> [The input]
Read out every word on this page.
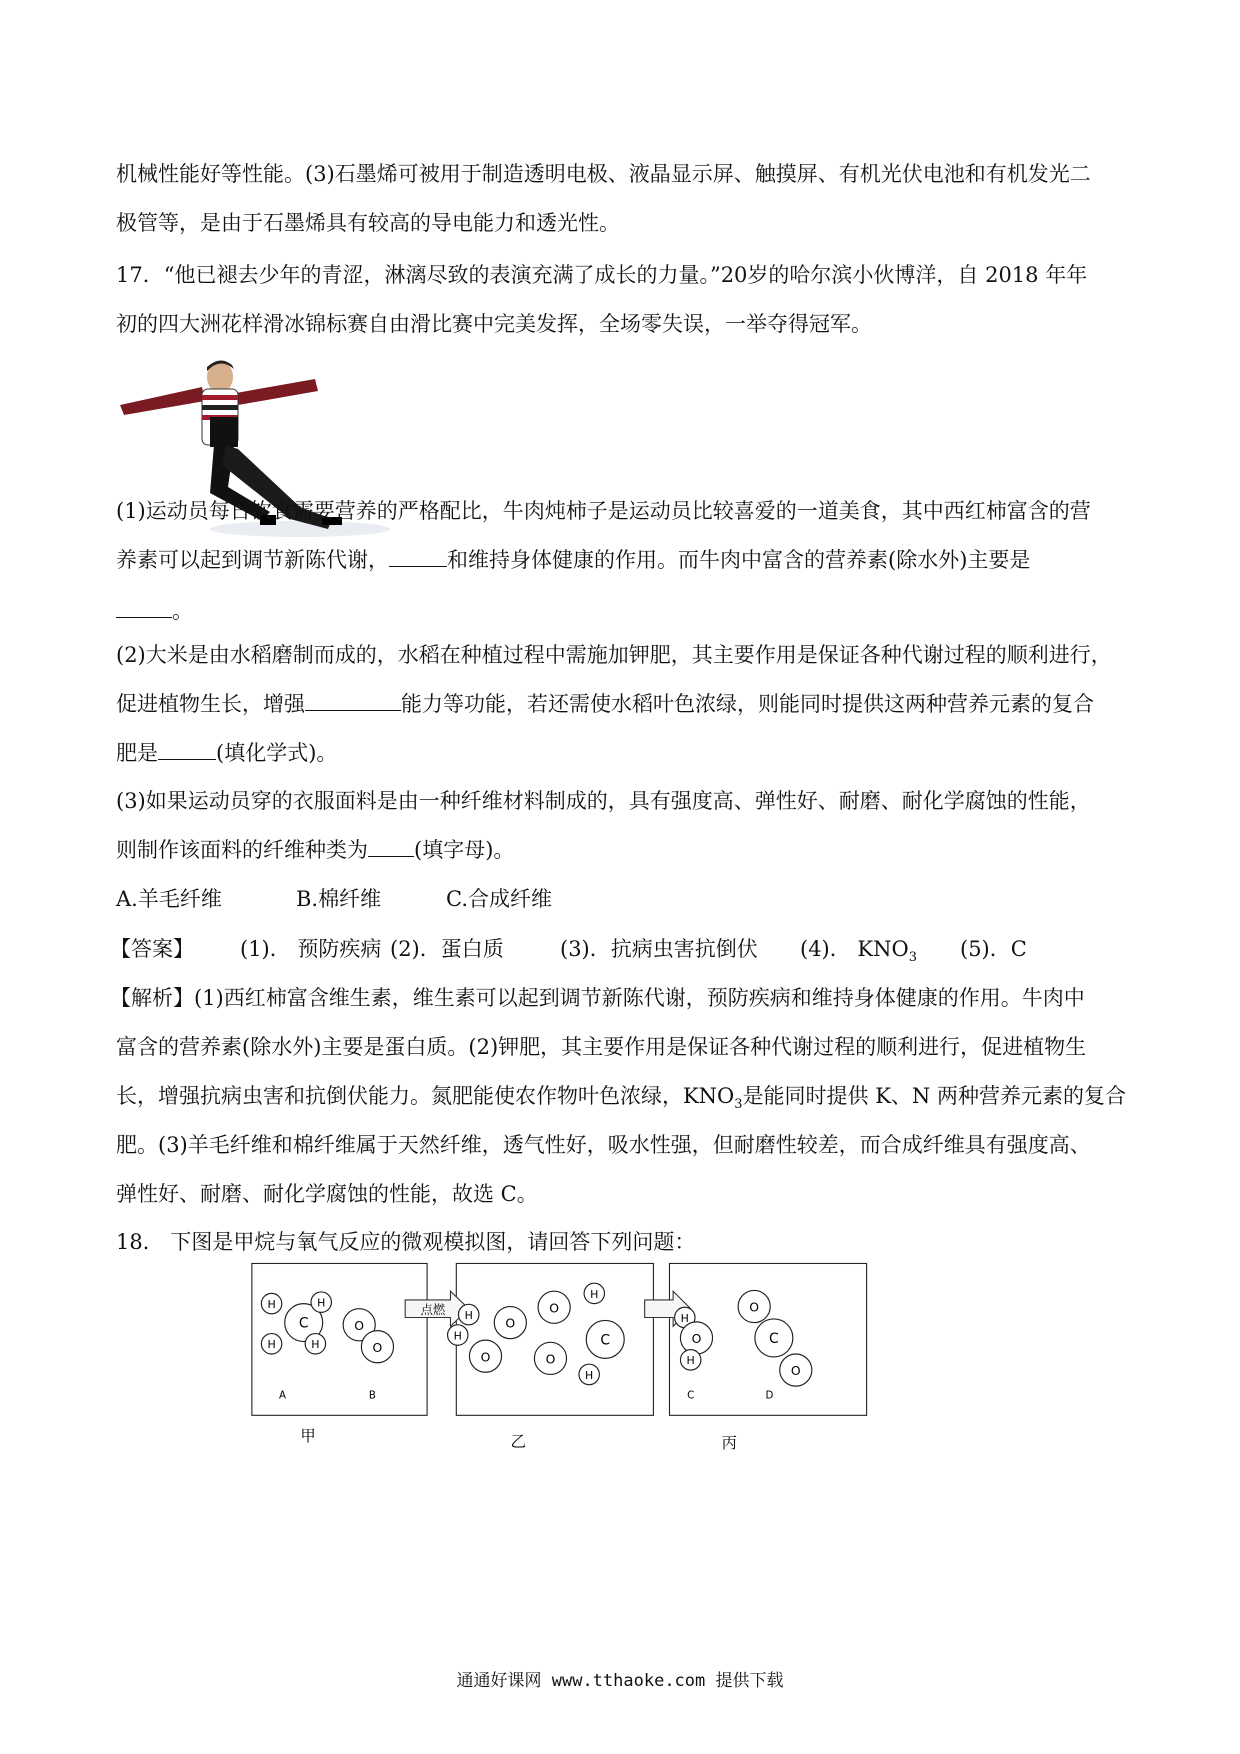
机械性能好等性能。(3)石墨烯可被用于制造透明电极、液晶显示屏、触摸屏、有机光伏电池和有机发光二
极管等，是由于石墨烯具有较高的导电能力和透光性。
17．“他已褪去少年的青涩，淋漓尽致的表演充满了成长的力量。”20岁的哈尔滨小伙博洋，自 2018 年年
初的四大洲花样滑冰锦标赛自由滑比赛中完美发挥，全场零失误，一举夺得冠军。
(1)运动员每日饮食需要营养的严格配比，牛肉炖柿子是运动员比较喜爱的一道美食，其中西红柿富含的营
养素可以起到调节新陈代谢，	和维持身体健康的作用。而牛肉中富含的营养素(除水外)主要是
。
(2)大米是由水稻磨制而成的，水稻在种植过程中需施加钾肥，其主要作用是保证各种代谢过程的顺利进行，
促进植物生长，增强	能力等功能，若还需使水稻叶色浓绿，则能同时提供这两种营养元素的复合
肥是	(填化学式)。
(3)如果运动员穿的衣服面料是由一种纤维材料制成的，具有强度高、弹性好、耐磨、耐化学腐蚀的性能，
则制作该面料的纤维种类为 (填字母)。
A.羊毛纤维	B.棉纤维	C.合成纤维
【答案】 (1)． 预防疾病 (2)．蛋白质	(3)．抗病虫害抗倒伏 (4)． $KNO_3$ (5)．C
【解析】(1)西红柿富含维生素，维生素可以起到调节新陈代谢，预防疾病和维持身体健康的作用。牛肉中
富含的营养素(除水外)主要是蛋白质。(2)钾肥，其主要作用是保证各种代谢过程的顺利进行，促进植物生
长，增强抗病虫害和抗倒伏能力。氮肥能使农作物叶色浓绿，$KNO_3$是能同时提供 K、N 两种营养元素的复合
肥。(3)羊毛纤维和棉纤维属于天然纤维，透气性好，吸水性强，但耐磨性较差，而合成纤维具有强度高、
弹性好、耐磨、耐化学腐蚀的性能，故选 C。
18． 下图是甲烷与氧气反应的微观模拟图，请回答下列问题：
点燃
C
H	H
H H
O
O
A	B
H
H
O
O
H
C
O	O
H
H
O
H
O
C
O
C	D
甲	乙	丙
通通好课网 www.tthaoke.com 提供下载
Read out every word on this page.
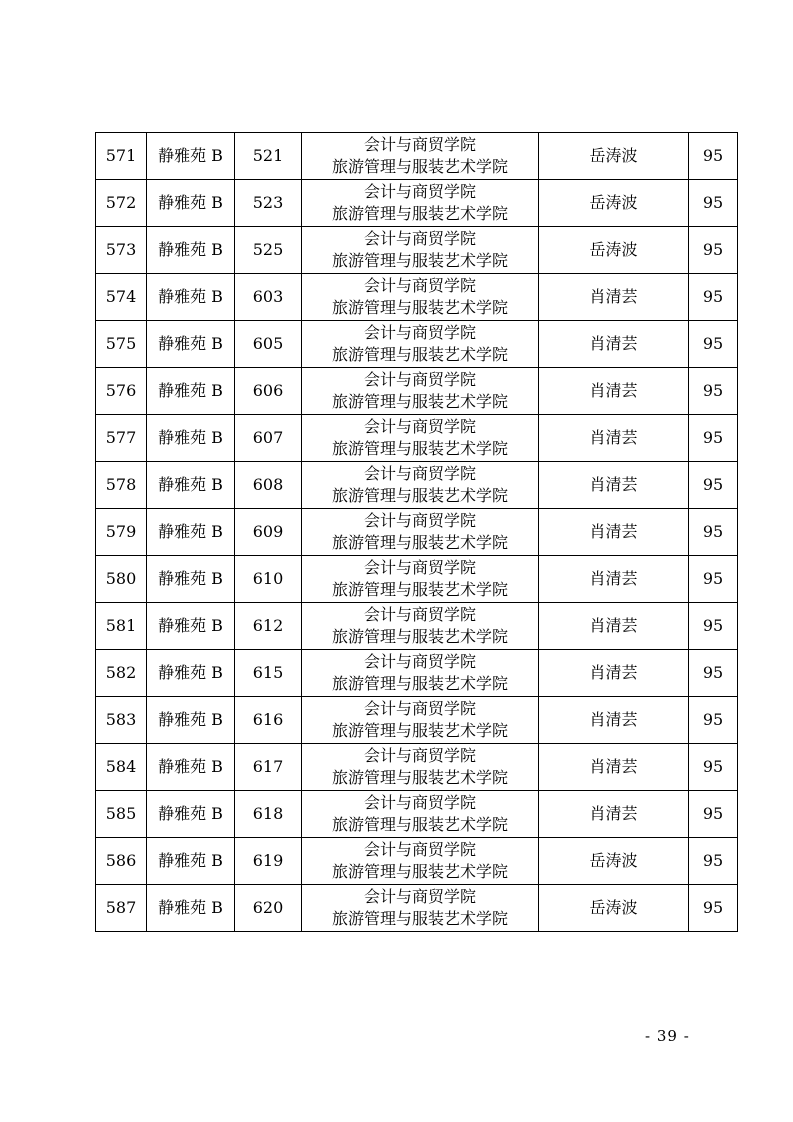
571	静雅苑 B	521	会计与商贸学院
旅游管理与服装艺术学院	岳涛波	95
572	静雅苑 B	523	会计与商贸学院
旅游管理与服装艺术学院	岳涛波	95
573	静雅苑 B	525	会计与商贸学院
旅游管理与服装艺术学院	岳涛波	95
574	静雅苑 B	603	会计与商贸学院
旅游管理与服装艺术学院	肖清芸	95
575	静雅苑 B	605	会计与商贸学院
旅游管理与服装艺术学院	肖清芸	95
576	静雅苑 B	606	会计与商贸学院
旅游管理与服装艺术学院	肖清芸	95
577	静雅苑 B	607	会计与商贸学院
旅游管理与服装艺术学院	肖清芸	95
578	静雅苑 B	608	会计与商贸学院
旅游管理与服装艺术学院	肖清芸	95
579	静雅苑 B	609	会计与商贸学院
旅游管理与服装艺术学院	肖清芸	95
580	静雅苑 B	610	会计与商贸学院
旅游管理与服装艺术学院	肖清芸	95
581	静雅苑 B	612	会计与商贸学院
旅游管理与服装艺术学院	肖清芸	95
582	静雅苑 B	615	会计与商贸学院
旅游管理与服装艺术学院	肖清芸	95
583	静雅苑 B	616	会计与商贸学院
旅游管理与服装艺术学院	肖清芸	95
584	静雅苑 B	617	会计与商贸学院
旅游管理与服装艺术学院	肖清芸	95
585	静雅苑 B	618	会计与商贸学院
旅游管理与服装艺术学院	肖清芸	95
586	静雅苑 B	619	会计与商贸学院
旅游管理与服装艺术学院	岳涛波	95
587	静雅苑 B	620	会计与商贸学院
旅游管理与服装艺术学院	岳涛波	95
- 39 -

> [Your task] From the records given above, reproduce all text exactly and exclude each picture.

> [Solution to this task]
Read out every word on this page.
机械性能好等性能。(3)石墨烯可被用于制造透明电极、液晶显示屏、触摸屏、有机光伏电池和有机发光二
极管等，是由于石墨烯具有较高的导电能力和透光性。
17．“他已褪去少年的青涩，淋漓尽致的表演充满了成长的力量。”20岁的哈尔滨小伙博洋，自 2018 年年
初的四大洲花样滑冰锦标赛自由滑比赛中完美发挥，全场零失误，一举夺得冠军。
(1)运动员每日饮食需要营养的严格配比，牛肉炖柿子是运动员比较喜爱的一道美食，其中西红柿富含的营
养素可以起到调节新陈代谢，	和维持身体健康的作用。而牛肉中富含的营养素(除水外)主要是
。
(2)大米是由水稻磨制而成的，水稻在种植过程中需施加钾肥，其主要作用是保证各种代谢过程的顺利进行，
促进植物生长，增强	能力等功能，若还需使水稻叶色浓绿，则能同时提供这两种营养元素的复合
肥是	(填化学式)。
(3)如果运动员穿的衣服面料是由一种纤维材料制成的，具有强度高、弹性好、耐磨、耐化学腐蚀的性能，
则制作该面料的纤维种类为 (填字母)。
A.羊毛纤维	B.棉纤维	C.合成纤维
【答案】 (1)． 预防疾病 (2)．蛋白质	(3)．抗病虫害抗倒伏 (4)． $KNO_3$ (5)．C
【解析】(1)西红柿富含维生素，维生素可以起到调节新陈代谢，预防疾病和维持身体健康的作用。牛肉中
富含的营养素(除水外)主要是蛋白质。(2)钾肥，其主要作用是保证各种代谢过程的顺利进行，促进植物生
长，增强抗病虫害和抗倒伏能力。氮肥能使农作物叶色浓绿，$KNO_3$是能同时提供 K、N 两种营养元素的复合
肥。(3)羊毛纤维和棉纤维属于天然纤维，透气性好，吸水性强，但耐磨性较差，而合成纤维具有强度高、
弹性好、耐磨、耐化学腐蚀的性能，故选 C。
18． 下图是甲烷与氧气反应的微观模拟图，请回答下列问题：
点燃
C
H	H
H H
O
O
A	B
H
H
O
O
H
C
O	O
H
H
O
H
O
C
O
C	D
甲	乙	丙
通通好课网 www.tthaoke.com 提供下载
Read out every word on this page.
571	静雅苑 B	521	会计与商贸学院
旅游管理与服装艺术学院	岳涛波	95
572	静雅苑 B	523	会计与商贸学院
旅游管理与服装艺术学院	岳涛波	95
573	静雅苑 B	525	会计与商贸学院
旅游管理与服装艺术学院	岳涛波	95
574	静雅苑 B	603	会计与商贸学院
旅游管理与服装艺术学院	肖清芸	95
575	静雅苑 B	605	会计与商贸学院
旅游管理与服装艺术学院	肖清芸	95
576	静雅苑 B	606	会计与商贸学院
旅游管理与服装艺术学院	肖清芸	95
577	静雅苑 B	607	会计与商贸学院
旅游管理与服装艺术学院	肖清芸	95
578	静雅苑 B	608	会计与商贸学院
旅游管理与服装艺术学院	肖清芸	95
579	静雅苑 B	609	会计与商贸学院
旅游管理与服装艺术学院	肖清芸	95
580	静雅苑 B	610	会计与商贸学院
旅游管理与服装艺术学院	肖清芸	95
581	静雅苑 B	612	会计与商贸学院
旅游管理与服装艺术学院	肖清芸	95
582	静雅苑 B	615	会计与商贸学院
旅游管理与服装艺术学院	肖清芸	95
583	静雅苑 B	616	会计与商贸学院
旅游管理与服装艺术学院	肖清芸	95
584	静雅苑 B	617	会计与商贸学院
旅游管理与服装艺术学院	肖清芸	95
585	静雅苑 B	618	会计与商贸学院
旅游管理与服装艺术学院	肖清芸	95
586	静雅苑 B	619	会计与商贸学院
旅游管理与服装艺术学院	岳涛波	95
587	静雅苑 B	620	会计与商贸学院
旅游管理与服装艺术学院	岳涛波	95
- 39 -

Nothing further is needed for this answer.